What to work on:
Look below. Copy each line that has "JSON" in it.

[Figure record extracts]

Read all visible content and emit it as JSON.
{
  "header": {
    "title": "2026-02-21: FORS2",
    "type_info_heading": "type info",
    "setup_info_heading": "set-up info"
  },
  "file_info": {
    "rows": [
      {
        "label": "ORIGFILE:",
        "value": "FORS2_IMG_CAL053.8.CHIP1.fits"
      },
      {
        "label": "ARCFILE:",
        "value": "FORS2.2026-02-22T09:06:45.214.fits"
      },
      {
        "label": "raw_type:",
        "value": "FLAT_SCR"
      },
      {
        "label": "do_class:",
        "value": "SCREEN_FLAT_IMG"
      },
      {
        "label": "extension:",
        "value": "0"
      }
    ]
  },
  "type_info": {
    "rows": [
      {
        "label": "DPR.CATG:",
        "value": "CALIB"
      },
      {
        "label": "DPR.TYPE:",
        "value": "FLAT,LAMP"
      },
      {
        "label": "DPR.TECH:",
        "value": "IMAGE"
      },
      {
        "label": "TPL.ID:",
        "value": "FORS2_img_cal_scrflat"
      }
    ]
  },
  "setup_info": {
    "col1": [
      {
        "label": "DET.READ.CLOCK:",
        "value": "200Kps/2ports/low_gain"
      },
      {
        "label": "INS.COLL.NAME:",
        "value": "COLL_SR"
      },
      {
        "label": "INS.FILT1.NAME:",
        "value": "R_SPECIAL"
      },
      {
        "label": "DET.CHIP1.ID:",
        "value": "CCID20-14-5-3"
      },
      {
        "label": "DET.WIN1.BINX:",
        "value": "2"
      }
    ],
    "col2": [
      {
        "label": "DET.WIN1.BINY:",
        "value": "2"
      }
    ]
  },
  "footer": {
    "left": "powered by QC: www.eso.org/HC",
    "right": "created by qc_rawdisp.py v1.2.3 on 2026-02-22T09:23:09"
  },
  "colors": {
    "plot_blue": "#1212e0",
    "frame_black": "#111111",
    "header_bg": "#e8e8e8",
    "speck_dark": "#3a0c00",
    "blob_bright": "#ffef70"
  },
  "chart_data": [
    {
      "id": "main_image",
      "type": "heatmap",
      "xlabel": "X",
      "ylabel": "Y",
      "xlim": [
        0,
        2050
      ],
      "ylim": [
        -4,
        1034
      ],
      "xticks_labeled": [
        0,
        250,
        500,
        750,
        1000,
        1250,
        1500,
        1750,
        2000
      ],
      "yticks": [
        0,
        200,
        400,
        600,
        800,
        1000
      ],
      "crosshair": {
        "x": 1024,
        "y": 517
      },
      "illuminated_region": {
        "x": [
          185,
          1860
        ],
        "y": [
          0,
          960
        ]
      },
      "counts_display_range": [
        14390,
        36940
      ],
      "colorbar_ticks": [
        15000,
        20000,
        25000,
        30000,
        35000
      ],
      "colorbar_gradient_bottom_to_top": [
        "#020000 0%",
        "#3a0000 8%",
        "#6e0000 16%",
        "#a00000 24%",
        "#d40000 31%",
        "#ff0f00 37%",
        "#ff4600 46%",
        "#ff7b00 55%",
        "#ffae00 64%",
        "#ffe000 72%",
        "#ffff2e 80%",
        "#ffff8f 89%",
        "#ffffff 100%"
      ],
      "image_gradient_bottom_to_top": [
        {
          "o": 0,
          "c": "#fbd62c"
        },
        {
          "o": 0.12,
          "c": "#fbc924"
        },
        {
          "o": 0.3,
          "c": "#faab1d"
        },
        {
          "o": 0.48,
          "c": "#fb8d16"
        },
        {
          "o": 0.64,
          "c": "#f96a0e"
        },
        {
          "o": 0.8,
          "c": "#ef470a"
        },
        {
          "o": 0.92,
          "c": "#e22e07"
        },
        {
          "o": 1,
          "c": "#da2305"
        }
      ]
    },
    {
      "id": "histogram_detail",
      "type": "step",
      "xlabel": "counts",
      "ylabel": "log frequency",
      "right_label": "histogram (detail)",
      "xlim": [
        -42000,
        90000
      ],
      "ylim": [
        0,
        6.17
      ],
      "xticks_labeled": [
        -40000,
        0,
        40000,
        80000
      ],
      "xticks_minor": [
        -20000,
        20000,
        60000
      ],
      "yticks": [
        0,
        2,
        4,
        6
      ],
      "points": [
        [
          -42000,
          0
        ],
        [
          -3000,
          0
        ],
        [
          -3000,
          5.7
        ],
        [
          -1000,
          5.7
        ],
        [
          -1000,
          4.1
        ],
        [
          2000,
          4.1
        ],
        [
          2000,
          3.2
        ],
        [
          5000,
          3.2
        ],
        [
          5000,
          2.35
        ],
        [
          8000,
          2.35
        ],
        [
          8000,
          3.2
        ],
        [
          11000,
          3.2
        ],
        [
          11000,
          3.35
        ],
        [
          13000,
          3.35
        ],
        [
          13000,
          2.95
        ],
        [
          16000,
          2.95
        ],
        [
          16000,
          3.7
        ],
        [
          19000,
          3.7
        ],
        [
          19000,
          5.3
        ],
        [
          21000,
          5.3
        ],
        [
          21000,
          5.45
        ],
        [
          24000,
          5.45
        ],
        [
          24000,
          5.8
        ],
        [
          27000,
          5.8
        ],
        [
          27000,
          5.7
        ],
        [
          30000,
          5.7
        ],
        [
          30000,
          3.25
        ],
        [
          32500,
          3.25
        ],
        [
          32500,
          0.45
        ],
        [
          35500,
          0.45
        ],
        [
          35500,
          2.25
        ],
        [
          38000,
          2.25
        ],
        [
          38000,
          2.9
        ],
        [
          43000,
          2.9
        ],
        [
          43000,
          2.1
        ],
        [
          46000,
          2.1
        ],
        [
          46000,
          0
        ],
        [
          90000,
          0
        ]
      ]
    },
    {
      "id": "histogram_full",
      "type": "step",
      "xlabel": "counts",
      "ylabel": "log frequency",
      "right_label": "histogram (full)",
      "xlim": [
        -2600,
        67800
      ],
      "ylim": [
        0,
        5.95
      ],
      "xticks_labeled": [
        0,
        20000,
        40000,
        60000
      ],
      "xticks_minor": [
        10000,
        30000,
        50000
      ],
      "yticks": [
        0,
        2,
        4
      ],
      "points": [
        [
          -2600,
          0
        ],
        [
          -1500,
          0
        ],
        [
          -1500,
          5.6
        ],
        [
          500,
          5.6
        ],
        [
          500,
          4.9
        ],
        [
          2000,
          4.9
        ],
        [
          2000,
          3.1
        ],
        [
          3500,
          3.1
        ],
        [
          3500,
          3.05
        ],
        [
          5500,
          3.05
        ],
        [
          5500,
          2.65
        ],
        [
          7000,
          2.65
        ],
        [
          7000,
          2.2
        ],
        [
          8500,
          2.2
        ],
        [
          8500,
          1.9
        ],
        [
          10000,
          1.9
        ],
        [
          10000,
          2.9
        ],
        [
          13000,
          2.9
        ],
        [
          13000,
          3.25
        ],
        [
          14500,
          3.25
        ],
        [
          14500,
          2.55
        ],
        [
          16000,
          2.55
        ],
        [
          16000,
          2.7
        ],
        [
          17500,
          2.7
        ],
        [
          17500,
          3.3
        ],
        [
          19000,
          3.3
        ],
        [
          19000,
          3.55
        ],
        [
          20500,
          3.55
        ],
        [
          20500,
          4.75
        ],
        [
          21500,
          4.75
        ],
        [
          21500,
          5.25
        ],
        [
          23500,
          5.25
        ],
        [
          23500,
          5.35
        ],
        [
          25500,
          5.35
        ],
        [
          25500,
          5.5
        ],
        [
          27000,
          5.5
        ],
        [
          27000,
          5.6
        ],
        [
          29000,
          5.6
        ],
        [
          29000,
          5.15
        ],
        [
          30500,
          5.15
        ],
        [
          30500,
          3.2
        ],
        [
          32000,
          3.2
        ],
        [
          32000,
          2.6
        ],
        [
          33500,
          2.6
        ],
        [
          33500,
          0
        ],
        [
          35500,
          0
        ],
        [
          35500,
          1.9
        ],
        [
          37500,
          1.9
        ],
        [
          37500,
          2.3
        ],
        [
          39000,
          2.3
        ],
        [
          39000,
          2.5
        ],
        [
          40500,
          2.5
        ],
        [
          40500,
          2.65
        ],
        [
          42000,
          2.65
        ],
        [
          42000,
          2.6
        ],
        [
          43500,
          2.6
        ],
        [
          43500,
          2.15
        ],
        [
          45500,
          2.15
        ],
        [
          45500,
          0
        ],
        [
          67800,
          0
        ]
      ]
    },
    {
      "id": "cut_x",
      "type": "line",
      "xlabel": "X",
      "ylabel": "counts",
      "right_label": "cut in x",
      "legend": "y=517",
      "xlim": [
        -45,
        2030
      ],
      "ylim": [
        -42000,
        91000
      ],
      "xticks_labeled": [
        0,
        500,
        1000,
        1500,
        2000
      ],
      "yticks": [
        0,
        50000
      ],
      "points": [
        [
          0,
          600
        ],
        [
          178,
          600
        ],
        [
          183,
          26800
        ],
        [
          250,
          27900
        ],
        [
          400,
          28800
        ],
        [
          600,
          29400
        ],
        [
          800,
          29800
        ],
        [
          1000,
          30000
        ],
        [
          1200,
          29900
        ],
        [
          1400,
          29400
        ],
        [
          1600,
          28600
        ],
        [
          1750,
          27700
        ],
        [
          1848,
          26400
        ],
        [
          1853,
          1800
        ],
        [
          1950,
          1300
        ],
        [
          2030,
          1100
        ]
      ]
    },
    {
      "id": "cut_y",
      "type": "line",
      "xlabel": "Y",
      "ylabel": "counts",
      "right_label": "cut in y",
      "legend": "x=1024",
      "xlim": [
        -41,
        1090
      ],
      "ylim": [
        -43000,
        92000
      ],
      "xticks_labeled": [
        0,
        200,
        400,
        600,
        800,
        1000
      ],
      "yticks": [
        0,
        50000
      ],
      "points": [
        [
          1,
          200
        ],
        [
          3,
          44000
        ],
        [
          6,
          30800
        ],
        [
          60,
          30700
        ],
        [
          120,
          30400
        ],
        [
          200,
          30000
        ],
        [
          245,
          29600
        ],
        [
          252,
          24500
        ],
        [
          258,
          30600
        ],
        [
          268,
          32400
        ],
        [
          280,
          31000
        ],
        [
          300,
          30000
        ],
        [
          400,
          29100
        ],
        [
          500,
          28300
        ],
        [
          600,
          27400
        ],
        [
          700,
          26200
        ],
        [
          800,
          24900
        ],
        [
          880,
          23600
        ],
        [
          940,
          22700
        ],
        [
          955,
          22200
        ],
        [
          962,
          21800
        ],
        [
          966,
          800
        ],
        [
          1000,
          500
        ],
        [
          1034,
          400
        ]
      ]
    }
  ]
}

...

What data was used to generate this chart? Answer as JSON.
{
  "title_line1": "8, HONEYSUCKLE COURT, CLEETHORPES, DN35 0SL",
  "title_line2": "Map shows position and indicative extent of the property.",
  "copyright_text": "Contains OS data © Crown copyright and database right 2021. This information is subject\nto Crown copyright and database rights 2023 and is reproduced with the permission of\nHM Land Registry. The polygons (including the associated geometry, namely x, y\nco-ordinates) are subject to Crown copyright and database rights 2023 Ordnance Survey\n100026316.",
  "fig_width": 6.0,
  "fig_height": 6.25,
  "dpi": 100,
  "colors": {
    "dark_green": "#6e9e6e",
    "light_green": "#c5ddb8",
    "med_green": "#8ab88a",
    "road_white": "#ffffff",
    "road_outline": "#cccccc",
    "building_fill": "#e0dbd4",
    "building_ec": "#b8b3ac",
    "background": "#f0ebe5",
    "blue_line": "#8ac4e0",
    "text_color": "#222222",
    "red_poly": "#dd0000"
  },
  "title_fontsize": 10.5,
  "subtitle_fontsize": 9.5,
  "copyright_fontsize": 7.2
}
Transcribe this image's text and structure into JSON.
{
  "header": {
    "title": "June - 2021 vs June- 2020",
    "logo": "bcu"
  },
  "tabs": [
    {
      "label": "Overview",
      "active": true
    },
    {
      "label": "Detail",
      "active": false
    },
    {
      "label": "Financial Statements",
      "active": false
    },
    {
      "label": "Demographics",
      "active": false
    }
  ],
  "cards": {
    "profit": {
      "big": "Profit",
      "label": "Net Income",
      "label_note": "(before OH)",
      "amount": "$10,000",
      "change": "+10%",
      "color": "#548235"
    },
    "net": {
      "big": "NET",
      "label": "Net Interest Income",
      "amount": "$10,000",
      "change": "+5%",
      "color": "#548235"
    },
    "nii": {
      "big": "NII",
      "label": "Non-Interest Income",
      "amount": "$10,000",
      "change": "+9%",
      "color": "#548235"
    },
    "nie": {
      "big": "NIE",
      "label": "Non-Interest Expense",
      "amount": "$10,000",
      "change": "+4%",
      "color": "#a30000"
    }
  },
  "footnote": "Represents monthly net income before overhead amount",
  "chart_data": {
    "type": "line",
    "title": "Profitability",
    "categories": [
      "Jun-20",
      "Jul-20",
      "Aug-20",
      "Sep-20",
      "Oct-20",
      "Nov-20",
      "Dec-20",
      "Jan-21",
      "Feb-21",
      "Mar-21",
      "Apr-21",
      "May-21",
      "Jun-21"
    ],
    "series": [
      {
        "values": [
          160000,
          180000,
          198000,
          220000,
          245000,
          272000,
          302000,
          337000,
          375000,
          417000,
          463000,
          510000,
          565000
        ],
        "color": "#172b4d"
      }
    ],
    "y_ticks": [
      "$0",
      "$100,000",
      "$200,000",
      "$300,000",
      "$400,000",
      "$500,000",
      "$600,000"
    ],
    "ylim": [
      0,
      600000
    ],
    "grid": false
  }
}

The reply:
Read all visible content and emit it as JSON.
What data was used to generate this chart? Answer as JSON.
Transcribe this image's text and structure into JSON.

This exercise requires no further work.